Extracted records:
..........
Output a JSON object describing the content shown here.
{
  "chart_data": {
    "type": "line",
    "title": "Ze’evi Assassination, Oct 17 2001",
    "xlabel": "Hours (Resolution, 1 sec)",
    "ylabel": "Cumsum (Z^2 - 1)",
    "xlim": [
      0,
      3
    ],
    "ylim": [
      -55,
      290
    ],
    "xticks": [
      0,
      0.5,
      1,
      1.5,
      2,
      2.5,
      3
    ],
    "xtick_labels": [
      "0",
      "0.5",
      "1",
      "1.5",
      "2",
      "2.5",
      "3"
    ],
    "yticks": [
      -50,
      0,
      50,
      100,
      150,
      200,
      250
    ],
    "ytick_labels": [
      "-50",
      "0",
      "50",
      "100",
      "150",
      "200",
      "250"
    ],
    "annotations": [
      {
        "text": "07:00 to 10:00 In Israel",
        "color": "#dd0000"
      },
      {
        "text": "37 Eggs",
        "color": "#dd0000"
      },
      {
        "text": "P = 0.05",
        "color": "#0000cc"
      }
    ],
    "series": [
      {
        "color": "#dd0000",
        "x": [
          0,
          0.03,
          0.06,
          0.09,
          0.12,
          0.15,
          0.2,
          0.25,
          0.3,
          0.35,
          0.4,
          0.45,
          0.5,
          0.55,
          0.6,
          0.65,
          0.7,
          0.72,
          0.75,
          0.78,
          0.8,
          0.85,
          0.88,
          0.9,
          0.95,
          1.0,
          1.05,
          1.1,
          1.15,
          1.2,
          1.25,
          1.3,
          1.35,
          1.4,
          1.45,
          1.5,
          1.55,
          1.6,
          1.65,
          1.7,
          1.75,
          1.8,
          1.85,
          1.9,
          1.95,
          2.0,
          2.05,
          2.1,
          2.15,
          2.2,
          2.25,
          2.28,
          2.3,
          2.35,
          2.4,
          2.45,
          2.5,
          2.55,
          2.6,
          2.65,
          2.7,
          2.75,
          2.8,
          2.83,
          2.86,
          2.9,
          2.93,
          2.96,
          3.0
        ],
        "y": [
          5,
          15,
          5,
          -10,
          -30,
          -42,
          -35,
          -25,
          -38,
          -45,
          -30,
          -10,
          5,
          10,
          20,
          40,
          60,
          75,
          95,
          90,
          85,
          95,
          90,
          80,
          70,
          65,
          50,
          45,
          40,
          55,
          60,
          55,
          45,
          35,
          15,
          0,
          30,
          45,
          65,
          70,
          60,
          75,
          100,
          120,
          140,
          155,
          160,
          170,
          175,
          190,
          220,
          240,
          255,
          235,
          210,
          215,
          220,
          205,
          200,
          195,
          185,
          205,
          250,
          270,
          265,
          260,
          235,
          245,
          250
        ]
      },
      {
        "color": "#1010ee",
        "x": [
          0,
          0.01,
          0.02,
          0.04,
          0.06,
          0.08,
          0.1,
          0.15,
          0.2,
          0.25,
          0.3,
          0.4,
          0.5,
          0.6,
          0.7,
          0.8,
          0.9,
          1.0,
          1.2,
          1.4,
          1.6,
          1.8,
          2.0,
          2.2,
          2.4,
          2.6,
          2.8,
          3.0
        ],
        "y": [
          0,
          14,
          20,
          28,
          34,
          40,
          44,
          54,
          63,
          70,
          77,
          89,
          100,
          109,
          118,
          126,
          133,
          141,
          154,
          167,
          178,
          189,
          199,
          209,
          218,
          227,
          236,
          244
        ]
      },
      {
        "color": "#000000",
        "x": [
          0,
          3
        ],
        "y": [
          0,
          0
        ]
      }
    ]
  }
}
..........
Copy out the whole listing exactly as written.

SOLUTION:
Output a JSON object describing the content shown here.
{
  "chart_data": {
    "type": "line",
    "title": "Ze’evi Assassination, Oct 17 2001",
    "xlabel": "Hours (Resolution, 1 sec)",
    "ylabel": "Cumsum (Z^2 - 1)",
    "xlim": [
      0,
      3
    ],
    "ylim": [
      -55,
      290
    ],
    "xticks": [
      0,
      0.5,
      1,
      1.5,
      2,
      2.5,
      3
    ],
    "xtick_labels": [
      "0",
      "0.5",
      "1",
      "1.5",
      "2",
      "2.5",
      "3"
    ],
    "yticks": [
      -50,
      0,
      50,
      100,
      150,
      200,
      250
    ],
    "ytick_labels": [
      "-50",
      "0",
      "50",
      "100",
      "150",
      "200",
      "250"
    ],
    "annotations": [
      {
        "text": "07:00 to 10:00 In Israel",
        "color": "#dd0000"
      },
      {
        "text": "37 Eggs",
        "color": "#dd0000"
      },
      {
        "text": "P = 0.05",
        "color": "#0000cc"
      }
    ],
    "series": [
      {
        "color": "#dd0000",
        "x": [
          0,
          0.03,
          0.06,
          0.09,
          0.12,
          0.15,
          0.2,
          0.25,
          0.3,
          0.35,
          0.4,
          0.45,
          0.5,
          0.55,
          0.6,
          0.65,
          0.7,
          0.72,
          0.75,
          0.78,
          0.8,
          0.85,
          0.88,
          0.9,
          0.95,
          1.0,
          1.05,
          1.1,
          1.15,
          1.2,
          1.25,
          1.3,
          1.35,
          1.4,
          1.45,
          1.5,
          1.55,
          1.6,
          1.65,
          1.7,
          1.75,
          1.8,
          1.85,
          1.9,
          1.95,
          2.0,
          2.05,
          2.1,
          2.15,
          2.2,
          2.25,
          2.28,
          2.3,
          2.35,
          2.4,
          2.45,
          2.5,
          2.55,
          2.6,
          2.65,
          2.7,
          2.75,
          2.8,
          2.83,
          2.86,
          2.9,
          2.93,
          2.96,
          3.0
        ],
        "y": [
          5,
          15,
          5,
          -10,
          -30,
          -42,
          -35,
          -25,
          -38,
          -45,
          -30,
          -10,
          5,
          10,
          20,
          40,
          60,
          75,
          95,
          90,
          85,
          95,
          90,
          80,
          70,
          65,
          50,
          45,
          40,
          55,
          60,
          55,
          45,
          35,
          15,
          0,
          30,
          45,
          65,
          70,
          60,
          75,
          100,
          120,
          140,
          155,
          160,
          170,
          175,
          190,
          220,
          240,
          255,
          235,
          210,
          215,
          220,
          205,
          200,
          195,
          185,
          205,
          250,
          270,
          265,
          260,
          235,
          245,
          250
        ]
      },
      {
        "color": "#1010ee",
        "x": [
          0,
          0.01,
          0.02,
          0.04,
          0.06,
          0.08,
          0.1,
          0.15,
          0.2,
          0.25,
          0.3,
          0.4,
          0.5,
          0.6,
          0.7,
          0.8,
          0.9,
          1.0,
          1.2,
          1.4,
          1.6,
          1.8,
          2.0,
          2.2,
          2.4,
          2.6,
          2.8,
          3.0
        ],
        "y": [
          0,
          14,
          20,
          28,
          34,
          40,
          44,
          54,
          63,
          70,
          77,
          89,
          100,
          109,
          118,
          126,
          133,
          141,
          154,
          167,
          178,
          189,
          199,
          209,
          218,
          227,
          236,
          244
        ]
      },
      {
        "color": "#000000",
        "x": [
          0,
          3
        ],
        "y": [
          0,
          0
        ]
      }
    ]
  }
}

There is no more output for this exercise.